## WHAT TO WORK ON:
Return the entries below in their exact form, leaving the pictures out.

## DATA ROWS:

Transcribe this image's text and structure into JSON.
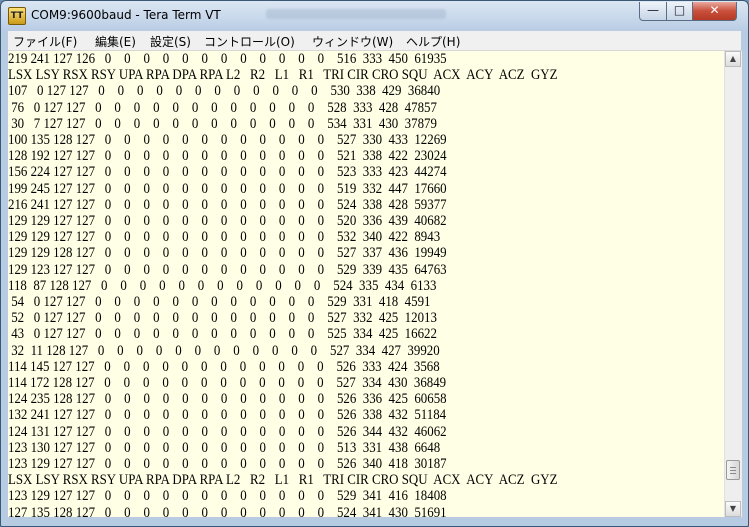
{
  "window": {
    "title": "COM9:9600baud - Tera Term VT",
    "icon": "teraterm-app-icon",
    "controls": {
      "minimize": "—",
      "maximize": "□",
      "close": "✕"
    }
  },
  "menu": [
    {
      "label": "ファイル(F)"
    },
    {
      "label": "編集(E)"
    },
    {
      "label": "設定(S)"
    },
    {
      "label": "コントロール(O)"
    },
    {
      "label": "ウィンドウ(W)"
    },
    {
      "label": "ヘルプ(H)"
    }
  ],
  "terminal": {
    "lines": [
      "219 241 127 126   0    0    0    0    0    0    0    0    0    0    0    0    516  333  450  61935",
      "LSX LSY RSX RSY UPA RPA DPA RPA L2   R2   L1   R1   TRI CIR CRO SQU  ACX  ACY  ACZ  GYZ",
      "107   0 127 127   0    0    0    0    0    0    0    0    0    0    0    0    530  338  429  36840",
      " 76   0 127 127   0    0    0    0    0    0    0    0    0    0    0    0    528  333  428  47857",
      " 30   7 127 127   0    0    0    0    0    0    0    0    0    0    0    0    534  331  430  37879",
      "100 135 128 127   0    0    0    0    0    0    0    0    0    0    0    0    527  330  433  12269",
      "128 192 127 127   0    0    0    0    0    0    0    0    0    0    0    0    521  338  422  23024",
      "156 224 127 127   0    0    0    0    0    0    0    0    0    0    0    0    523  333  423  44274",
      "199 245 127 127   0    0    0    0    0    0    0    0    0    0    0    0    519  332  447  17660",
      "216 241 127 127   0    0    0    0    0    0    0    0    0    0    0    0    524  338  428  59377",
      "129 129 127 127   0    0    0    0    0    0    0    0    0    0    0    0    520  336  439  40682",
      "129 129 127 127   0    0    0    0    0    0    0    0    0    0    0    0    532  340  422  8943",
      "129 129 128 127   0    0    0    0    0    0    0    0    0    0    0    0    527  337  436  19949",
      "129 123 127 127   0    0    0    0    0    0    0    0    0    0    0    0    529  339  435  64763",
      "118  87 128 127   0    0    0    0    0    0    0    0    0    0    0    0    524  335  434  6133",
      " 54   0 127 127   0    0    0    0    0    0    0    0    0    0    0    0    529  331  418  4591",
      " 52   0 127 127   0    0    0    0    0    0    0    0    0    0    0    0    527  332  425  12013",
      " 43   0 127 127   0    0    0    0    0    0    0    0    0    0    0    0    525  334  425  16622",
      " 32  11 128 127   0    0    0    0    0    0    0    0    0    0    0    0    527  334  427  39920",
      "114 145 127 127   0    0    0    0    0    0    0    0    0    0    0    0    526  333  424  3568",
      "114 172 128 127   0    0    0    0    0    0    0    0    0    0    0    0    527  334  430  36849",
      "124 235 128 127   0    0    0    0    0    0    0    0    0    0    0    0    526  336  425  60658",
      "132 241 127 127   0    0    0    0    0    0    0    0    0    0    0    0    526  338  432  51184",
      "124 131 127 127   0    0    0    0    0    0    0    0    0    0    0    0    526  344  432  46062",
      "123 130 127 127   0    0    0    0    0    0    0    0    0    0    0    0    513  331  438  6648",
      "123 129 127 127   0    0    0    0    0    0    0    0    0    0    0    0    526  340  418  30187",
      "LSX LSY RSX RSY UPA RPA DPA RPA L2   R2   L1   R1   TRI CIR CRO SQU  ACX  ACY  ACZ  GYZ",
      "123 129 127 127   0    0    0    0    0    0    0    0    0    0    0    0    529  341  416  18408",
      "127 135 128 127   0    0    0    0    0    0    0    0    0    0    0    0    524  341  430  51691"
    ]
  },
  "scrollbar": {
    "position_fraction": 0.95
  },
  "colors": {
    "terminal_background": "#ffffe5",
    "terminal_text": "#000000",
    "title_bar": "#c5d6ea",
    "close_button": "#c94f3b"
  }
}
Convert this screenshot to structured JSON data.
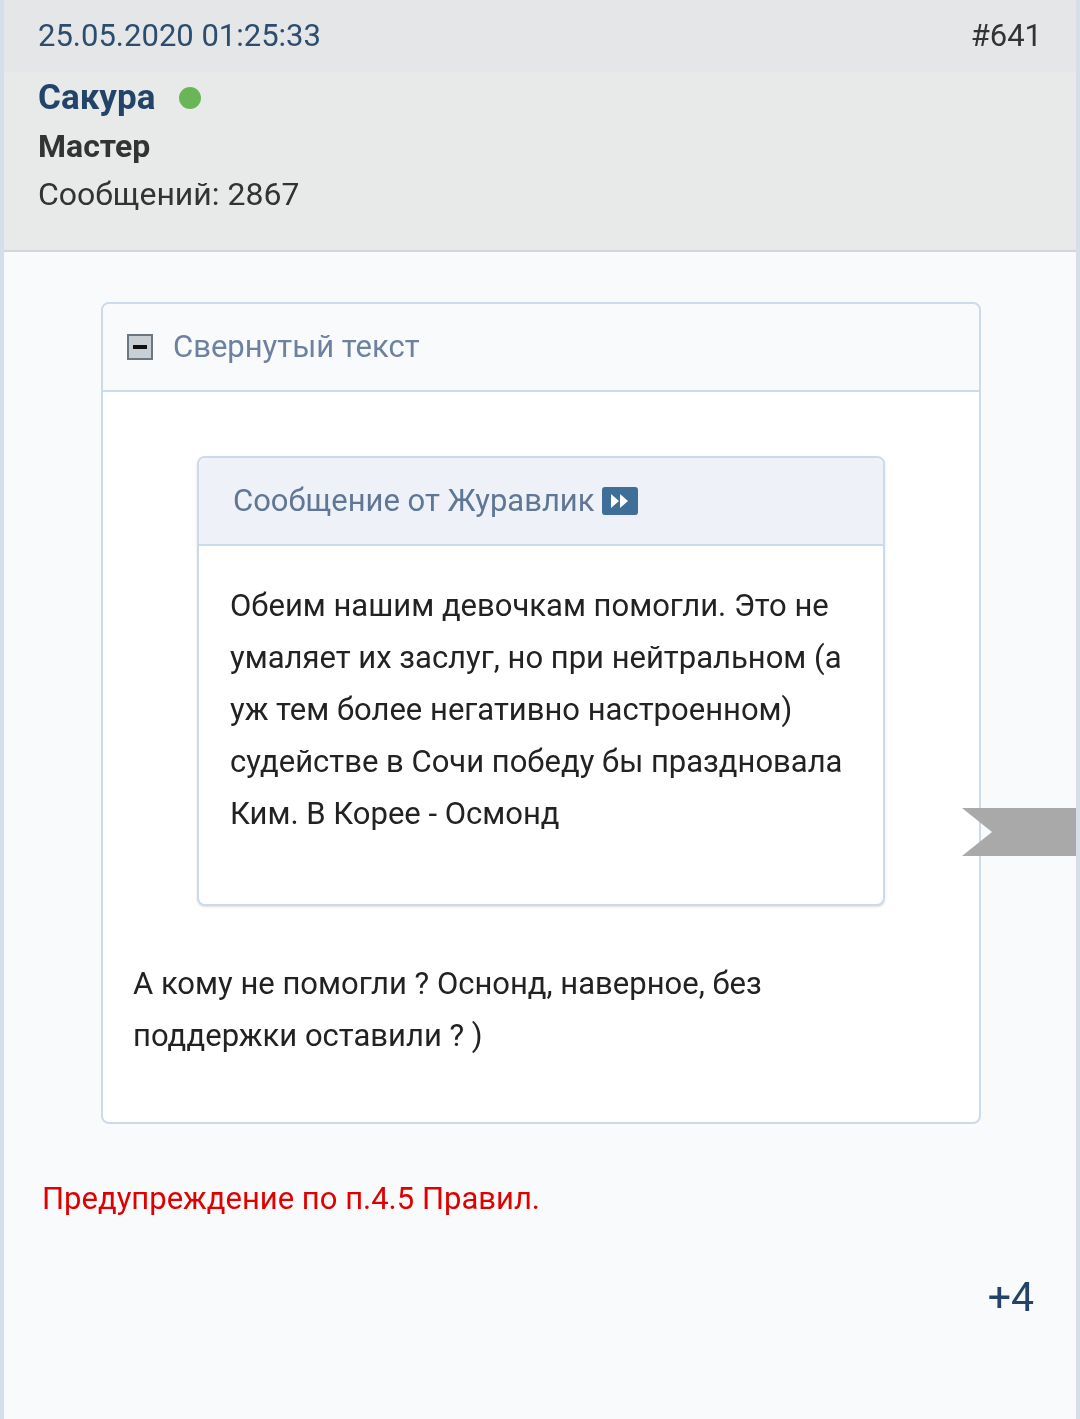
{
  "post": {
    "datetime": "25.05.2020 01:25:33",
    "number": "#641"
  },
  "author": {
    "name": "Сакура",
    "online": true,
    "rank": "Мастер",
    "posts": "Сообщений: 2867"
  },
  "spoiler": {
    "title": "Свернутый текст",
    "expanded": true
  },
  "quote": {
    "header": "Сообщение от Журавлик",
    "text": "Обеим нашим девочкам помогли. Это не умаляет их заслуг, но при нейтральном (а уж тем более негативно настроенном) судействе в Сочи победу бы праздновала Ким. В Корее - Осмонд"
  },
  "reply": "А кому не помогли ? Оснонд, наверное, без поддержки оставили ? )",
  "moderator_note": "Предупреждение по п.4.5 Правил.",
  "rating": "+4"
}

## ANSWER FOR THE TASK:
Transcribe this image's text and structure into JSON.
{
  "window": {
    "title": "COM9:9600baud - Tera Term VT",
    "icon": "teraterm-app-icon",
    "controls": {
      "minimize": "—",
      "maximize": "□",
      "close": "✕"
    }
  },
  "menu": [
    {
      "label": "ファイル(F)"
    },
    {
      "label": "編集(E)"
    },
    {
      "label": "設定(S)"
    },
    {
      "label": "コントロール(O)"
    },
    {
      "label": "ウィンドウ(W)"
    },
    {
      "label": "ヘルプ(H)"
    }
  ],
  "terminal": {
    "lines": [
      "219 241 127 126   0    0    0    0    0    0    0    0    0    0    0    0    516  333  450  61935",
      "LSX LSY RSX RSY UPA RPA DPA RPA L2   R2   L1   R1   TRI CIR CRO SQU  ACX  ACY  ACZ  GYZ",
      "107   0 127 127   0    0    0    0    0    0    0    0    0    0    0    0    530  338  429  36840",
      " 76   0 127 127   0    0    0    0    0    0    0    0    0    0    0    0    528  333  428  47857",
      " 30   7 127 127   0    0    0    0    0    0    0    0    0    0    0    0    534  331  430  37879",
      "100 135 128 127   0    0    0    0    0    0    0    0    0    0    0    0    527  330  433  12269",
      "128 192 127 127   0    0    0    0    0    0    0    0    0    0    0    0    521  338  422  23024",
      "156 224 127 127   0    0    0    0    0    0    0    0    0    0    0    0    523  333  423  44274",
      "199 245 127 127   0    0    0    0    0    0    0    0    0    0    0    0    519  332  447  17660",
      "216 241 127 127   0    0    0    0    0    0    0    0    0    0    0    0    524  338  428  59377",
      "129 129 127 127   0    0    0    0    0    0    0    0    0    0    0    0    520  336  439  40682",
      "129 129 127 127   0    0    0    0    0    0    0    0    0    0    0    0    532  340  422  8943",
      "129 129 128 127   0    0    0    0    0    0    0    0    0    0    0    0    527  337  436  19949",
      "129 123 127 127   0    0    0    0    0    0    0    0    0    0    0    0    529  339  435  64763",
      "118  87 128 127   0    0    0    0    0    0    0    0    0    0    0    0    524  335  434  6133",
      " 54   0 127 127   0    0    0    0    0    0    0    0    0    0    0    0    529  331  418  4591",
      " 52   0 127 127   0    0    0    0    0    0    0    0    0    0    0    0    527  332  425  12013",
      " 43   0 127 127   0    0    0    0    0    0    0    0    0    0    0    0    525  334  425  16622",
      " 32  11 128 127   0    0    0    0    0    0    0    0    0    0    0    0    527  334  427  39920",
      "114 145 127 127   0    0    0    0    0    0    0    0    0    0    0    0    526  333  424  3568",
      "114 172 128 127   0    0    0    0    0    0    0    0    0    0    0    0    527  334  430  36849",
      "124 235 128 127   0    0    0    0    0    0    0    0    0    0    0    0    526  336  425  60658",
      "132 241 127 127   0    0    0    0    0    0    0    0    0    0    0    0    526  338  432  51184",
      "124 131 127 127   0    0    0    0    0    0    0    0    0    0    0    0    526  344  432  46062",
      "123 130 127 127   0    0    0    0    0    0    0    0    0    0    0    0    513  331  438  6648",
      "123 129 127 127   0    0    0    0    0    0    0    0    0    0    0    0    526  340  418  30187",
      "LSX LSY RSX RSY UPA RPA DPA RPA L2   R2   L1   R1   TRI CIR CRO SQU  ACX  ACY  ACZ  GYZ",
      "123 129 127 127   0    0    0    0    0    0    0    0    0    0    0    0    529  341  416  18408",
      "127 135 128 127   0    0    0    0    0    0    0    0    0    0    0    0    524  341  430  51691"
    ]
  },
  "scrollbar": {
    "position_fraction": 0.95
  },
  "colors": {
    "terminal_background": "#ffffe5",
    "terminal_text": "#000000",
    "title_bar": "#c5d6ea",
    "close_button": "#c94f3b"
  }
}
Convert this screenshot to structured JSON data.
{
  "post": {
    "datetime": "25.05.2020 01:25:33",
    "number": "#641"
  },
  "author": {
    "name": "Сакура",
    "online": true,
    "rank": "Мастер",
    "posts": "Сообщений: 2867"
  },
  "spoiler": {
    "title": "Свернутый текст",
    "expanded": true
  },
  "quote": {
    "header": "Сообщение от Журавлик",
    "text": "Обеим нашим девочкам помогли. Это не умаляет их заслуг, но при нейтральном (а уж тем более негативно настроенном) судействе в Сочи победу бы праздновала Ким. В Корее - Осмонд"
  },
  "reply": "А кому не помогли ? Оснонд, наверное, без поддержки оставили ? )",
  "moderator_note": "Предупреждение по п.4.5 Правил.",
  "rating": "+4"
}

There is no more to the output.